:: Record excerpts ::

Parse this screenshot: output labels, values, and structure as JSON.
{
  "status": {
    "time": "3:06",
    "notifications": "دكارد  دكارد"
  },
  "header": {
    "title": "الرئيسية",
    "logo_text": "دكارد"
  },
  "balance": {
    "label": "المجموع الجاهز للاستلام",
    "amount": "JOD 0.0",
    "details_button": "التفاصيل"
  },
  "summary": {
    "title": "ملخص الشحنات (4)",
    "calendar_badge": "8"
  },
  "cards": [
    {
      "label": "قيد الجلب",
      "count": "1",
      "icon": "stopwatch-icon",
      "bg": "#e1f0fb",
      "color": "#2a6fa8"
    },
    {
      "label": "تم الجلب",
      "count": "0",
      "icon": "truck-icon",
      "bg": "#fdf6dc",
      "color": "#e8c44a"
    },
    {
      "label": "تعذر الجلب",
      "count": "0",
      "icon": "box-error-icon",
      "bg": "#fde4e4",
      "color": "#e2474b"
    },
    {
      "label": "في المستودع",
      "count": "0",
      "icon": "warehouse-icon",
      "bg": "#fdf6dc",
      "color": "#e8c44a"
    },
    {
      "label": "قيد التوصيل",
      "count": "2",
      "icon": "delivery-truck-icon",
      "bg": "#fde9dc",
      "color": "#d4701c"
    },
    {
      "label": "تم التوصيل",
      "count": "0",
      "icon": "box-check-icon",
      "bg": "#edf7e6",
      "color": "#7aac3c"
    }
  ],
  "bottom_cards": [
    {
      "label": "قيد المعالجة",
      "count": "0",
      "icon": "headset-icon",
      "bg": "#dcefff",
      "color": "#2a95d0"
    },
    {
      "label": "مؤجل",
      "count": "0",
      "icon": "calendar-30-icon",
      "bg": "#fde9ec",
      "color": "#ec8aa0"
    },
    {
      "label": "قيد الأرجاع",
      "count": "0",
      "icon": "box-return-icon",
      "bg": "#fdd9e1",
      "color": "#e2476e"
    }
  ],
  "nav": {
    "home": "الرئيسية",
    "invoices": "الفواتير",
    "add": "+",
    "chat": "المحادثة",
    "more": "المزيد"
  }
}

:::
:: Record excerpts ::

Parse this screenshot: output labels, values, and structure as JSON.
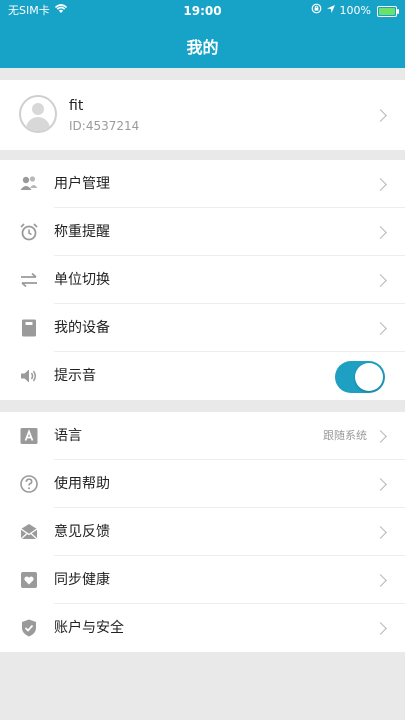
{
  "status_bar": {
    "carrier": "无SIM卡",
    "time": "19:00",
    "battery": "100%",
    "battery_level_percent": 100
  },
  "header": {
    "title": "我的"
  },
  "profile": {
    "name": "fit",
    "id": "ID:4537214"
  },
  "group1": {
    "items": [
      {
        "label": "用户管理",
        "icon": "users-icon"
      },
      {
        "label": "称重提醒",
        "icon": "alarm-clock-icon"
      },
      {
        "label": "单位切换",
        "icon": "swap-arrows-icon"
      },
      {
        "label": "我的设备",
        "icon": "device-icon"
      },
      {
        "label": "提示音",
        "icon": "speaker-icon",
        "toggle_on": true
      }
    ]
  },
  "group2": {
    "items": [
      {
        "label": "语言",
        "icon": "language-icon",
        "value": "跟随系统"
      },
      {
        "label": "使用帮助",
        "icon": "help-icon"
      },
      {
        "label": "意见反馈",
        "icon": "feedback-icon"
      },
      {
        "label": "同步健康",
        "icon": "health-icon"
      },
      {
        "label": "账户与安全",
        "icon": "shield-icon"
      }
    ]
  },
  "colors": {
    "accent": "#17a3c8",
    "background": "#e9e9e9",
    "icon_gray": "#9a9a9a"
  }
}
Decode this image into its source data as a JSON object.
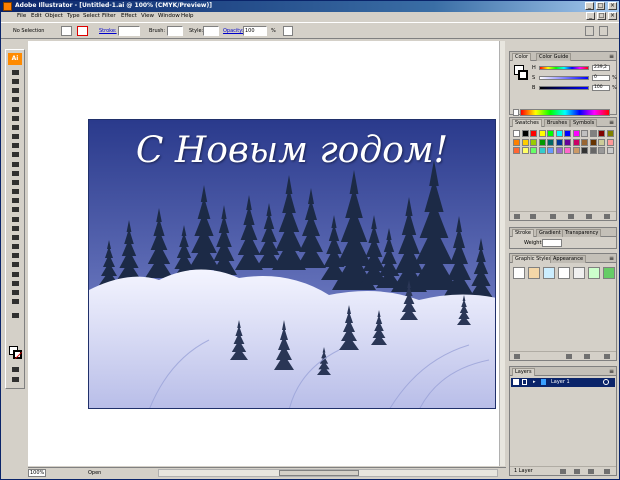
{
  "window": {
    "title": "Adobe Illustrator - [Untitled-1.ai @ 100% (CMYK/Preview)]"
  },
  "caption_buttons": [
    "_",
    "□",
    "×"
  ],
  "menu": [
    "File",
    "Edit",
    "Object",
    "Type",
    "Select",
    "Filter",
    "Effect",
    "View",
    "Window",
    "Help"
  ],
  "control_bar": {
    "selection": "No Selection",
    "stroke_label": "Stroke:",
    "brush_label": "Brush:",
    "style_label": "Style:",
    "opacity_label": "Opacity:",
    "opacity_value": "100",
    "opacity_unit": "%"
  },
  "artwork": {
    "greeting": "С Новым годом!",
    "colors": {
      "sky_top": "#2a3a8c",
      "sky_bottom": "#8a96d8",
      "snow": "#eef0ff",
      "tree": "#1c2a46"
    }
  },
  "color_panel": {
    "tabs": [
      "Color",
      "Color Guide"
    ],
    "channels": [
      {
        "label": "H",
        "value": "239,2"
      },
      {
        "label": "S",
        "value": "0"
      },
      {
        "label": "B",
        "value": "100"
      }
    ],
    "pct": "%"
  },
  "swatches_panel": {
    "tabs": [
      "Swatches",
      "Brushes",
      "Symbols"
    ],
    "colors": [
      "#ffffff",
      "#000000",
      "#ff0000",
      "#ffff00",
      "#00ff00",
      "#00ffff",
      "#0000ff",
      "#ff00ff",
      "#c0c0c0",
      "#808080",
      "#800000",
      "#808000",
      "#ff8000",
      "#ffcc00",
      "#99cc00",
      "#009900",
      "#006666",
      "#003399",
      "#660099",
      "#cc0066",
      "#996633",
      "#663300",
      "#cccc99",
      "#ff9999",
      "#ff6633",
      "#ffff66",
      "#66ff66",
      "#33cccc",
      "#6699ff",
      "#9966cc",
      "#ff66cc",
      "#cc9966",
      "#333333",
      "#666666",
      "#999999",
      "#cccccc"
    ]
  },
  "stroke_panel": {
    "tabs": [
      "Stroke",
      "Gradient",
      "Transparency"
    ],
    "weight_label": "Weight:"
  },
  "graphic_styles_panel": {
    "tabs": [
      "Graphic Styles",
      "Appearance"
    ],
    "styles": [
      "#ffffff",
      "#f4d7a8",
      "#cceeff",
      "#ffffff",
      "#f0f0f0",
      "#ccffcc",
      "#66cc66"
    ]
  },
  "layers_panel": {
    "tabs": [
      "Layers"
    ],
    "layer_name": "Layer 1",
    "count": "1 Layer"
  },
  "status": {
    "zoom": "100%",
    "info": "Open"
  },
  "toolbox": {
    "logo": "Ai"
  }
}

:::

Exercise brief — Return the lines of the records that include the string "title".

Result of this task —
    "title": "الرئيسية",
    "title": "ملخص الشحنات (4)",
    "title": "我的"
    "title": "Adobe Illustrator - [Untitled-1.ai @ 100% (CMYK/Preview)]"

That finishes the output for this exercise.